### Written instruction
Would you retype all of these records exactly?

___ Data to use

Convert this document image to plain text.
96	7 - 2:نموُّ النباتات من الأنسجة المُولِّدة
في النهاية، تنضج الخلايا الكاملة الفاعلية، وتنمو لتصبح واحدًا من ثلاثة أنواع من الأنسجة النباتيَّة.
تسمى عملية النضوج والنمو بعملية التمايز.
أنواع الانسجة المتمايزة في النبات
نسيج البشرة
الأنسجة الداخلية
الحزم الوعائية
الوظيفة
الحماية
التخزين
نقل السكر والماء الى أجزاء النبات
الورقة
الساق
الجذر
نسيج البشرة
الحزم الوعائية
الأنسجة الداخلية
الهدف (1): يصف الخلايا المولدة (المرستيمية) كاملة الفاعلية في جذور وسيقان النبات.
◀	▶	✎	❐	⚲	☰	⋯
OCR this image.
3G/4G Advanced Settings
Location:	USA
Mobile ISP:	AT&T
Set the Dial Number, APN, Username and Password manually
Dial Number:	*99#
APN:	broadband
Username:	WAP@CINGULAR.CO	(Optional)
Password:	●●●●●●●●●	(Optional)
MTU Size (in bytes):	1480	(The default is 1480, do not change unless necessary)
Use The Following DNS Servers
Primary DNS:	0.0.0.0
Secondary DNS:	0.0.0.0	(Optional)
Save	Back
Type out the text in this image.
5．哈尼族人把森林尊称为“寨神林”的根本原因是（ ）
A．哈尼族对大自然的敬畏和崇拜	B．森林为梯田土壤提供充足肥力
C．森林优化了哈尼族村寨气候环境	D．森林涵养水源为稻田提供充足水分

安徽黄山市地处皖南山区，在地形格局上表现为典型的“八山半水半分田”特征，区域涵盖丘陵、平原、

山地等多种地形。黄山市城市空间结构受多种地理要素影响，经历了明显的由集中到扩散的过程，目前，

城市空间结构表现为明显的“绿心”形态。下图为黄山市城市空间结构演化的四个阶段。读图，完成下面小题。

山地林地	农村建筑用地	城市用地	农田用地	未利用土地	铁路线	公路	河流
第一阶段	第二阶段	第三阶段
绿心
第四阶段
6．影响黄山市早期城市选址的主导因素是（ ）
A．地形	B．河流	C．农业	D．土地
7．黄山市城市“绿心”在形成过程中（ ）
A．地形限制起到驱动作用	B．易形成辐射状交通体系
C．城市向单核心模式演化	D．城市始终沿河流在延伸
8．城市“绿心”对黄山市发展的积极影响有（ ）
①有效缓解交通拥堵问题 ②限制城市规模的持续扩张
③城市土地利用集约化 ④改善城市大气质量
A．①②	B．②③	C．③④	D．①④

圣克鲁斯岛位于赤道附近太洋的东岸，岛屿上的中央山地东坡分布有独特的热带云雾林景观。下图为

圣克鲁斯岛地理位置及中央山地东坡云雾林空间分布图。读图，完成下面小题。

______

### Final result
Convert this document image to plain text.
96	7 - 2:نموُّ النباتات من الأنسجة المُولِّدة
في النهاية، تنضج الخلايا الكاملة الفاعلية، وتنمو لتصبح واحدًا من ثلاثة أنواع من الأنسجة النباتيَّة.
تسمى عملية النضوج والنمو بعملية التمايز.
أنواع الانسجة المتمايزة في النبات
نسيج البشرة
الأنسجة الداخلية
الحزم الوعائية
الوظيفة
الحماية
التخزين
نقل السكر والماء الى أجزاء النبات
الورقة
الساق
الجذر
نسيج البشرة
الحزم الوعائية
الأنسجة الداخلية
الهدف (1): يصف الخلايا المولدة (المرستيمية) كاملة الفاعلية في جذور وسيقان النبات.
◀	▶	✎	❐	⚲	☰	⋯
OCR this image.
3G/4G Advanced Settings
Location:	USA
Mobile ISP:	AT&T
Set the Dial Number, APN, Username and Password manually
Dial Number:	*99#
APN:	broadband
Username:	WAP@CINGULAR.CO	(Optional)
Password:	●●●●●●●●●	(Optional)
MTU Size (in bytes):	1480	(The default is 1480, do not change unless necessary)
Use The Following DNS Servers
Primary DNS:	0.0.0.0
Secondary DNS:	0.0.0.0	(Optional)
Save	Back
Type out the text in this image.
5．哈尼族人把森林尊称为“寨神林”的根本原因是（ ）
A．哈尼族对大自然的敬畏和崇拜	B．森林为梯田土壤提供充足肥力
C．森林优化了哈尼族村寨气候环境	D．森林涵养水源为稻田提供充足水分

安徽黄山市地处皖南山区，在地形格局上表现为典型的“八山半水半分田”特征，区域涵盖丘陵、平原、

山地等多种地形。黄山市城市空间结构受多种地理要素影响，经历了明显的由集中到扩散的过程，目前，

城市空间结构表现为明显的“绿心”形态。下图为黄山市城市空间结构演化的四个阶段。读图，完成下面小题。

山地林地	农村建筑用地	城市用地	农田用地	未利用土地	铁路线	公路	河流
第一阶段	第二阶段	第三阶段
绿心
第四阶段
6．影响黄山市早期城市选址的主导因素是（ ）
A．地形	B．河流	C．农业	D．土地
7．黄山市城市“绿心”在形成过程中（ ）
A．地形限制起到驱动作用	B．易形成辐射状交通体系
C．城市向单核心模式演化	D．城市始终沿河流在延伸
8．城市“绿心”对黄山市发展的积极影响有（ ）
①有效缓解交通拥堵问题 ②限制城市规模的持续扩张
③城市土地利用集约化 ④改善城市大气质量
A．①②	B．②③	C．③④	D．①④

圣克鲁斯岛位于赤道附近太洋的东岸，岛屿上的中央山地东坡分布有独特的热带云雾林景观。下图为

圣克鲁斯岛地理位置及中央山地东坡云雾林空间分布图。读图，完成下面小题。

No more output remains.